start DOCUMENT
The present invention relates generally to a storage tank for a hot water system that includes a mechanical insulator for the separation of the hot layer and the cold layer.
Hot water systems commonly include a storage tank that stores the fluid, such as water, that cools the refrigerant in the heat rejecting heat exchanger. By employing a storage tank, the size, cost, and cycling of the hot water generation component can be reduced. In a heat pump system, hot water is generated outside of the storage tank. Heat pump system efficiency is directly related to the inlet temperature of the water in the heat sink which exchanges heat with the refrigerant. As the inlet temperature of the fluid into the heat sink decreases, system efficiency increases.
By flowing water into the storage tank slowly, a hot layer and cold layer can be formed in the storage tank which is separated by a thermal interface layer. The amount of hot water in the storage tank varies at any given time as the hot water generation capacity typically does not match the load demands of the system. Therefore, the thermal interface layer moves up and down in the storage tank as loads are placed on the system, and includes a range of temperatures between the hot layer and the cold layer.
There is also a concern about the formation of legionella in hot water storage tanks which occur between 25 to 42 C.° and because of sediment and scaling.
A heat pump water heat system includes a compressor, a heat rejecting heat exchanger, an expansion device, and a heat accepting heat exchanger. Refrigerant circulates though the closed circuit system.
A storage tank stores the water that exchanges heat with the refrigerant in the heat rejecting heat exchanger. A mechanical interface plate positioned between a hot reservoir and a cold reservoir in the storage tank reduces heat transfer between the water in the hot reservoir and the cold reservoir. As the cold water in the cold reservoir is more dense than the hot water in the hot reservoir, it is below the hot reservoir. The mechanical interface plate is designed to have an effective density between the hot and cold water densities, enabling the mechanical interface plate to float between the two reservoirs.
The coefficient of performance for the system is determined by the water temperature at the inlet of the heat rejecting heat exchanger. As the inlet temperature of the water increases, the coefficient of performance of the heat pump system decreases.
During a water heating mode, cold water in the cold reservoir flows into the heat rejecting heat exchanger to cool the refrigerant. As the water exchanges heat with the refrigerant, the water is heated and exits the heat rejecting heat exchanger. The heated water flows into the hot reservoir of the storage tank. During a water discharge mode, the hot water in the hot reservoir is removed from the storage tank and flows into a hot water discharge. Cold water from a water source flows into the cold reservoir of the storage tank to refill the storage tank.
Alternately, the hot water and/or the cold water are placed in expandable elements, such as a bladder or bellows, in the hot reservoir and the cold reservoir, respectively. The interface plate is located between the hot layer and the cold layer. When both the hot water and the cold water are placed in the expandable elements the heat transfer potential between the two layers is minimized. In this example, the interface plate does not need to be designed with an effective density as the interface plate is supported by either one or both of the expandable elements. Additionally, in this example, the hot reservoir can be located above, below or to the side of the cold reservoir.
end DOCUMENT
start RAW DATA
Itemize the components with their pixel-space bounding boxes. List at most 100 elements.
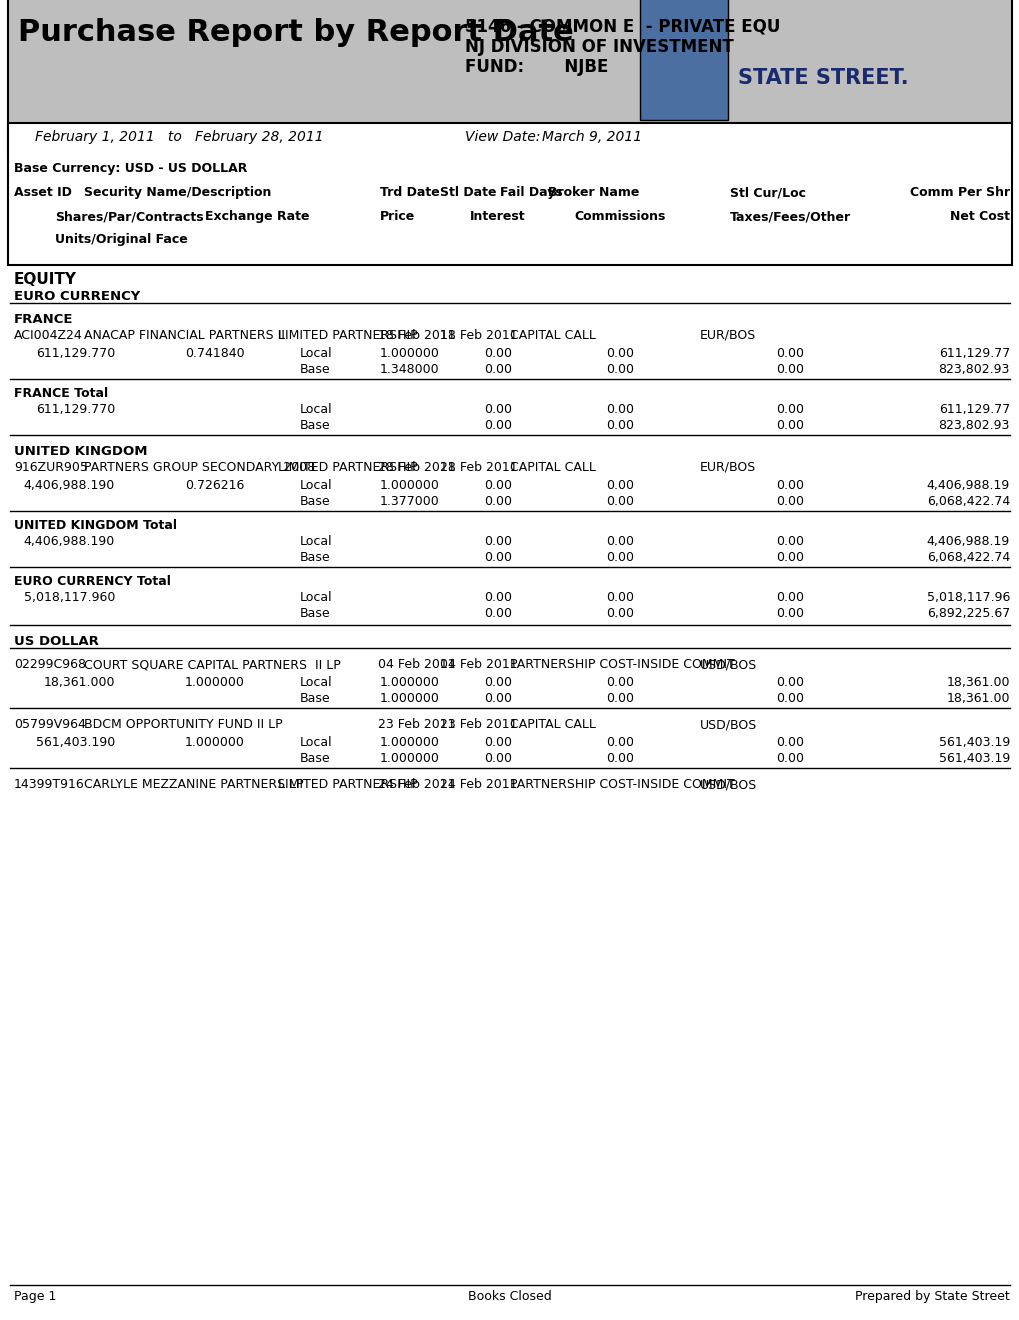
end RAW DATA
start RAW DATA
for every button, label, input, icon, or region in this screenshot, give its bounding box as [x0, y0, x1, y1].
end RAW DATA
**DIRECTIONS FOR THIS TASK**
Please answer these three questions using the storage tank text:
1. According to the text, what happens to heat pump system efficiency as the inlet temperature of the fluid into the heat sink decreases?
2. Why is the cold reservoir below the hot reservoir?
3. What two expandable elements does the text name?

**WRITTEN SOLUTION**
1. System efficiency increases.
2. The cold water is more dense than the hot water.
3. A bladder and bellows.